* **Description of the task**
Gather all lines with the word "color" in them.

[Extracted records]
+ + + +

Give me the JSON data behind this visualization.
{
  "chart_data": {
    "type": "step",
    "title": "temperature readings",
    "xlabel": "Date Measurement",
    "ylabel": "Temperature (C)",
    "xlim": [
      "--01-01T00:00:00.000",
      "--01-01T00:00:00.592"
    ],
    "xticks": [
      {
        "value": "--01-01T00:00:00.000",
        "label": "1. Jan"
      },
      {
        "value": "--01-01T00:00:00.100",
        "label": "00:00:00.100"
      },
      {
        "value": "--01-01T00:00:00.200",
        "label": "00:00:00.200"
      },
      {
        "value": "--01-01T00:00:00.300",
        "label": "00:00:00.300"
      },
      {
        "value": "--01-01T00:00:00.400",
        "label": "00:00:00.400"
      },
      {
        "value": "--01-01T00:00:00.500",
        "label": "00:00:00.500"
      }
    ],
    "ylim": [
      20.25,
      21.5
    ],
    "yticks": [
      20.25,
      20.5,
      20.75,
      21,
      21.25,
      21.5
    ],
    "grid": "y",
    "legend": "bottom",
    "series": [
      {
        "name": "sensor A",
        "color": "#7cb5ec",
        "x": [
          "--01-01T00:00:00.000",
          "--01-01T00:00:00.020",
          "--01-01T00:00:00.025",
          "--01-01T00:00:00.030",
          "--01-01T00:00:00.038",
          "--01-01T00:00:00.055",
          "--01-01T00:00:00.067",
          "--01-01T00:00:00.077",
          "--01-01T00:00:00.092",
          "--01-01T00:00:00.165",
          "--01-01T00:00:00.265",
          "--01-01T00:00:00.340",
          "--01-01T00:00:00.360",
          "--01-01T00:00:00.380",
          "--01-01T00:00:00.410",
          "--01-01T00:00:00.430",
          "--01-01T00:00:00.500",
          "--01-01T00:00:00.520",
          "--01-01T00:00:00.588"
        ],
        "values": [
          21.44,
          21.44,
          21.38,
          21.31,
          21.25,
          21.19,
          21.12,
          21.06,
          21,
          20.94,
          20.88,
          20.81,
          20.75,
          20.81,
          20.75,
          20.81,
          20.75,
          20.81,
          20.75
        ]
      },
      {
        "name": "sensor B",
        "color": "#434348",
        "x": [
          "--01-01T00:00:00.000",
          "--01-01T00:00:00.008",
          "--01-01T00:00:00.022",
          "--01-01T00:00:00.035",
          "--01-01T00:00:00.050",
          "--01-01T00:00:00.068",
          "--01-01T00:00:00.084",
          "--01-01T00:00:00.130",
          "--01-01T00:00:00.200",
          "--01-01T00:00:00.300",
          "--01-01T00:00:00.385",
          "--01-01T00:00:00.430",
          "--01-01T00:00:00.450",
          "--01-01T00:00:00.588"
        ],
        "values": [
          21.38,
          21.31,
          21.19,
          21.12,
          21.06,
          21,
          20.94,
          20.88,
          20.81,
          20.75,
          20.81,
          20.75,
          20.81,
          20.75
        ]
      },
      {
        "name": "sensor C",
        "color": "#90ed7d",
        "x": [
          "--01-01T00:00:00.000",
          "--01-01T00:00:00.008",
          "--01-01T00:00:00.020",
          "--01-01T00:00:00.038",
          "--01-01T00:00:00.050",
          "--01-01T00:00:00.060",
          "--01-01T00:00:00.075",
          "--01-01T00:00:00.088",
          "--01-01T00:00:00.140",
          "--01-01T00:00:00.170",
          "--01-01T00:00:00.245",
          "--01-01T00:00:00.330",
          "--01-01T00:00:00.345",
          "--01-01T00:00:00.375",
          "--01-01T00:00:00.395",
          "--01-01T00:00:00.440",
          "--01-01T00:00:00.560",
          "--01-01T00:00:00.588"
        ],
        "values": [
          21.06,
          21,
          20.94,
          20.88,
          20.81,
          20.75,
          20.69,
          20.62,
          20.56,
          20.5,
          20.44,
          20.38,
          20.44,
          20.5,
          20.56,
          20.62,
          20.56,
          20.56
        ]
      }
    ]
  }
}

+ + + +

* **Solution**
        "color": "#7cb5ec",
        "color": "#434348",
        "color": "#90ed7d",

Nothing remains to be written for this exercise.